* [Exercise details]
Pick out all lines with the word "JSON" from the records that follow.

==== Data records

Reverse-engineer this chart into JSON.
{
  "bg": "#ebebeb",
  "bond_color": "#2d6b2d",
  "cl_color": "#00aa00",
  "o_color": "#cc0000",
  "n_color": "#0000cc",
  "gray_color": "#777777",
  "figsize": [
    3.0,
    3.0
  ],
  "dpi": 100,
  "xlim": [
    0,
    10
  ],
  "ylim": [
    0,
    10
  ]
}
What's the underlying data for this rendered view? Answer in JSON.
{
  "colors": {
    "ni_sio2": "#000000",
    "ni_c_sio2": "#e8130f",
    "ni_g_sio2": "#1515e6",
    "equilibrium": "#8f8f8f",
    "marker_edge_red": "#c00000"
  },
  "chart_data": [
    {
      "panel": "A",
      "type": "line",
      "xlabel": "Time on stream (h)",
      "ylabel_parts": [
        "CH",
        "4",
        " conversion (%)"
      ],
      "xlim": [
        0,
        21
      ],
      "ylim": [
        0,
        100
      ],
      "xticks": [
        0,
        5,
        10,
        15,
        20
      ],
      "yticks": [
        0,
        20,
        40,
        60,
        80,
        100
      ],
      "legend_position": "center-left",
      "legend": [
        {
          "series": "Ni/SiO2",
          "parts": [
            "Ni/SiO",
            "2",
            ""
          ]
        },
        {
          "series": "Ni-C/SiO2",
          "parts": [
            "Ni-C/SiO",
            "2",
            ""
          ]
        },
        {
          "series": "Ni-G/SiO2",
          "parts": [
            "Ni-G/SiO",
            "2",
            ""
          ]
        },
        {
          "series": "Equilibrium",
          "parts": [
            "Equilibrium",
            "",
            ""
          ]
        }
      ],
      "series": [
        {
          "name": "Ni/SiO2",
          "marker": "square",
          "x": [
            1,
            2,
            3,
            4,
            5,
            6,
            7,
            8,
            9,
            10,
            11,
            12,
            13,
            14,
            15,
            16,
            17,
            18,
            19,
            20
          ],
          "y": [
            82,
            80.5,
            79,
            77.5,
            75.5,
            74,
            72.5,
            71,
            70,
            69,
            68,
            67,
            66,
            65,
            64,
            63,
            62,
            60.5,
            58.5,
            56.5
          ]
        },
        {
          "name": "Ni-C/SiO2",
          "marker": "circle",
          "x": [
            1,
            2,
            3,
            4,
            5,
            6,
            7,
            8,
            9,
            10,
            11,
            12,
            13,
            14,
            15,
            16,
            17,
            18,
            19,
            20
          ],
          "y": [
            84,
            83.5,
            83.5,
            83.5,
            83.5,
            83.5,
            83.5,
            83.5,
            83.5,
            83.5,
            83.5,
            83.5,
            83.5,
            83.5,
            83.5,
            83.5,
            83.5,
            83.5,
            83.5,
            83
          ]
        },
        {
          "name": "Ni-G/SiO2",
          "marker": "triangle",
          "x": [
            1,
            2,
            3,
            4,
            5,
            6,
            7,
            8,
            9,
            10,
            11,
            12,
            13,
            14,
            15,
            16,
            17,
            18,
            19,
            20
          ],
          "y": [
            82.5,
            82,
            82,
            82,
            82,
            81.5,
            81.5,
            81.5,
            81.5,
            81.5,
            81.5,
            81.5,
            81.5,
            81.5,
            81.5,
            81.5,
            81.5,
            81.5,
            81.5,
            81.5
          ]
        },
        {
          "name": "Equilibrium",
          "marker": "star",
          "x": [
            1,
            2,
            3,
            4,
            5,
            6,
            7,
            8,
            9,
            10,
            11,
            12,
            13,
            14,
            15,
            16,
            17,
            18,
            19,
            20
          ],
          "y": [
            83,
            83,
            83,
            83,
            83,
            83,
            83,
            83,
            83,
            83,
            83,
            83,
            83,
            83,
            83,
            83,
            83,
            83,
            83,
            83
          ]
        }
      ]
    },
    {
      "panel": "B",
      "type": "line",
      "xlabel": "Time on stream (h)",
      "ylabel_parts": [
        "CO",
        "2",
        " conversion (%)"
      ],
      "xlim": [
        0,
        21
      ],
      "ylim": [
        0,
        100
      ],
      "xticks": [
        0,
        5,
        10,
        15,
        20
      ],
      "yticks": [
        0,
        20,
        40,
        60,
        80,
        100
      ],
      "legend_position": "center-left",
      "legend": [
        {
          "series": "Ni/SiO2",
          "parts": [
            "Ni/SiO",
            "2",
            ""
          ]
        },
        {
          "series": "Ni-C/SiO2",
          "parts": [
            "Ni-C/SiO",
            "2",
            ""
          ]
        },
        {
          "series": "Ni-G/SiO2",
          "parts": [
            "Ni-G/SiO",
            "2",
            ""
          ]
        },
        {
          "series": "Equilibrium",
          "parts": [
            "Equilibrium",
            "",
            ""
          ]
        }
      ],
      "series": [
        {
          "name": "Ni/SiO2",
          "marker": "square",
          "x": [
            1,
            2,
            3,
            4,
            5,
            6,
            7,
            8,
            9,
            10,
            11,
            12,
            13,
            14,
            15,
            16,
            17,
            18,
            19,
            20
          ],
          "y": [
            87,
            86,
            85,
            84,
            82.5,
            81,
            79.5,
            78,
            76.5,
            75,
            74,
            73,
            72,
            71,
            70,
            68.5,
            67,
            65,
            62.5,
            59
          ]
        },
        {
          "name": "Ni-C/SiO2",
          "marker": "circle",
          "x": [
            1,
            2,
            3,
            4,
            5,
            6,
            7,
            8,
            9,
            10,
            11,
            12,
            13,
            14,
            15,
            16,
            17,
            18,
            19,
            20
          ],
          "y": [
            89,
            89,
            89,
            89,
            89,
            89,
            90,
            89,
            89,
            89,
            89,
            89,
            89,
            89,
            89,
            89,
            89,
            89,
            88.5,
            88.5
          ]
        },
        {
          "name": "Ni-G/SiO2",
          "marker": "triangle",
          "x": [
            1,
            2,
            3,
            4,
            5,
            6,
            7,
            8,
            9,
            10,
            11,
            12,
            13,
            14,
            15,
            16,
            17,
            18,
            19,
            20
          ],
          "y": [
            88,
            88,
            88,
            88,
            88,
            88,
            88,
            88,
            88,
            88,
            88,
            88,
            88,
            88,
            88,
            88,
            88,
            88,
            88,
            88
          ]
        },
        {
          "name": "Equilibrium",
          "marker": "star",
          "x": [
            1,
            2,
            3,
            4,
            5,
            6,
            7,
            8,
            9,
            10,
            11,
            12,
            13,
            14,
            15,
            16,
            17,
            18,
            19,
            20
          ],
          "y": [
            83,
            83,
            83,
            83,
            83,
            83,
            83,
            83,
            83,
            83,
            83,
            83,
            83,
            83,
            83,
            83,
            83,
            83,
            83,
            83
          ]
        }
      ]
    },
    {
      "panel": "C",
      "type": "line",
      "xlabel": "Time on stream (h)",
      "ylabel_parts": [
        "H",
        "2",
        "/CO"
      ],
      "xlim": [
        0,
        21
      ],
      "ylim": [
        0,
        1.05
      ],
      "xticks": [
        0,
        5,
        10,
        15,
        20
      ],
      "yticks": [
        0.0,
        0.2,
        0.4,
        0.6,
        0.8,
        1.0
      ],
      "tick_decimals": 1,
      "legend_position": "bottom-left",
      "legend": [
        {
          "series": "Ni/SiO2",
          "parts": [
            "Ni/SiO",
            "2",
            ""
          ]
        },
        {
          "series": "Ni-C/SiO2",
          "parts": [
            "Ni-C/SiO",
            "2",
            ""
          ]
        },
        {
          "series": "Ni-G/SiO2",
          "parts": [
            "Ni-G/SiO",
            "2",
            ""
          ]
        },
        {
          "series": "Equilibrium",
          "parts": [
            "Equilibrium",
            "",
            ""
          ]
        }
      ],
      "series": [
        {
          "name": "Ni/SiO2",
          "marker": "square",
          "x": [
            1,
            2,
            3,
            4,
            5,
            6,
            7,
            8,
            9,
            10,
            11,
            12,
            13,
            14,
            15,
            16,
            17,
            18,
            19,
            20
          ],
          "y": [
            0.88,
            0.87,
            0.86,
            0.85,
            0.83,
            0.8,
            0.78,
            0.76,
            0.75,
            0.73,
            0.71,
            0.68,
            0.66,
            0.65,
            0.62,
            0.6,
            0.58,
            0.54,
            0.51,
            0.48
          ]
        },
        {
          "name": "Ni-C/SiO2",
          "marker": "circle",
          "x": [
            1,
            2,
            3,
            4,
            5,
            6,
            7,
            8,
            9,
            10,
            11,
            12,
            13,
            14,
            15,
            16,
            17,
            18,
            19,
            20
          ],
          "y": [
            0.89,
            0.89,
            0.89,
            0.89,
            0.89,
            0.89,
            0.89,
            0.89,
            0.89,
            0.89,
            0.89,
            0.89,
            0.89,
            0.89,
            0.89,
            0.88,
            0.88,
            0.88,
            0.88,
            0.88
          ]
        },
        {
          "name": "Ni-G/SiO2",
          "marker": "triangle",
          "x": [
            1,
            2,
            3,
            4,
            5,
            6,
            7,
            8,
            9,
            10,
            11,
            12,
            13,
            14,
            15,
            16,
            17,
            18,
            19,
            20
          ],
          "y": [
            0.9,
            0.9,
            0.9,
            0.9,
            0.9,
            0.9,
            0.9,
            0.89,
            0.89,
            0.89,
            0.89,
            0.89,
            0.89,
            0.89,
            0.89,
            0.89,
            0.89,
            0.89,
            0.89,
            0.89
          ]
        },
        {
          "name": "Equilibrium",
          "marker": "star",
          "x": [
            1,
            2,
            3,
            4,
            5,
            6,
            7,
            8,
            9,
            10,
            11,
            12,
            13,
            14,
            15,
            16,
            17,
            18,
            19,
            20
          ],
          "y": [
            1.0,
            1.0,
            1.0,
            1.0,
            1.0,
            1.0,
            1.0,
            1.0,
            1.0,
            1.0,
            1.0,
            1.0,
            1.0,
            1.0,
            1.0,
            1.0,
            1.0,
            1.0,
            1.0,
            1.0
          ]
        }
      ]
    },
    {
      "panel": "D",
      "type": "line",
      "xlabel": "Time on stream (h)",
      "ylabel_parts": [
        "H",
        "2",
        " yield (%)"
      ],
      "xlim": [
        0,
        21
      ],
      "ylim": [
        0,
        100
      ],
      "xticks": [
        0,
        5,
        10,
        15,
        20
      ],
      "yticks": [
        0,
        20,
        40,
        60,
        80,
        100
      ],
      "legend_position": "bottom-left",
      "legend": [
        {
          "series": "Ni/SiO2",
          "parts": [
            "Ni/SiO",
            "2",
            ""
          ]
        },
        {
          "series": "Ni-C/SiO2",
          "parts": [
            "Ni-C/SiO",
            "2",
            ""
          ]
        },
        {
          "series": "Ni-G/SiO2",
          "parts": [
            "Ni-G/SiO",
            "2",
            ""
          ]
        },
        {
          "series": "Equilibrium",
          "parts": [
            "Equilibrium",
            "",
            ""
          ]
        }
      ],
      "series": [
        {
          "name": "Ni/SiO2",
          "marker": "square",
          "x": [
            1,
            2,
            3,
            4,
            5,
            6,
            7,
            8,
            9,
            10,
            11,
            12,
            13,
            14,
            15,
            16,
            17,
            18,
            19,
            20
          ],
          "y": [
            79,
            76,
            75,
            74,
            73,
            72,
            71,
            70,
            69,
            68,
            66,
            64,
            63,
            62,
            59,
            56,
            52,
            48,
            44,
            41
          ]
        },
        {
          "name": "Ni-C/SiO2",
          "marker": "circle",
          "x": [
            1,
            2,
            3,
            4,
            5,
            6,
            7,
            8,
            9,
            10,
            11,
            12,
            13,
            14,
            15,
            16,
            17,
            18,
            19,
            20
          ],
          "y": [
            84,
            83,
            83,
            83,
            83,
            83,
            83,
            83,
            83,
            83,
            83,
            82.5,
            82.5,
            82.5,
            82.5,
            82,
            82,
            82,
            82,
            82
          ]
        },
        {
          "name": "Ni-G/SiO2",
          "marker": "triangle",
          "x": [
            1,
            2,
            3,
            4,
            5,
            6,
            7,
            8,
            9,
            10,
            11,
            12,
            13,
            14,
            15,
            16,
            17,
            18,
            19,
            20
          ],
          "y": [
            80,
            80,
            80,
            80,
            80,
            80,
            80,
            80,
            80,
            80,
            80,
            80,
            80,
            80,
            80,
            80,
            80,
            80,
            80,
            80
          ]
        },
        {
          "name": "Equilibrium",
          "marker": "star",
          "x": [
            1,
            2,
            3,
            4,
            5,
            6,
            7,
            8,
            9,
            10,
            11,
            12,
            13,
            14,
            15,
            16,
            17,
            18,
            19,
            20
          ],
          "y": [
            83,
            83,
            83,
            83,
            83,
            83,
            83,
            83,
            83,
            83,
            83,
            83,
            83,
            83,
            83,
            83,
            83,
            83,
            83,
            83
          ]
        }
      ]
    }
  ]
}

========

* [Worked answer]
Reverse-engineer this chart into JSON.
What's the underlying data for this rendered view? Answer in JSON.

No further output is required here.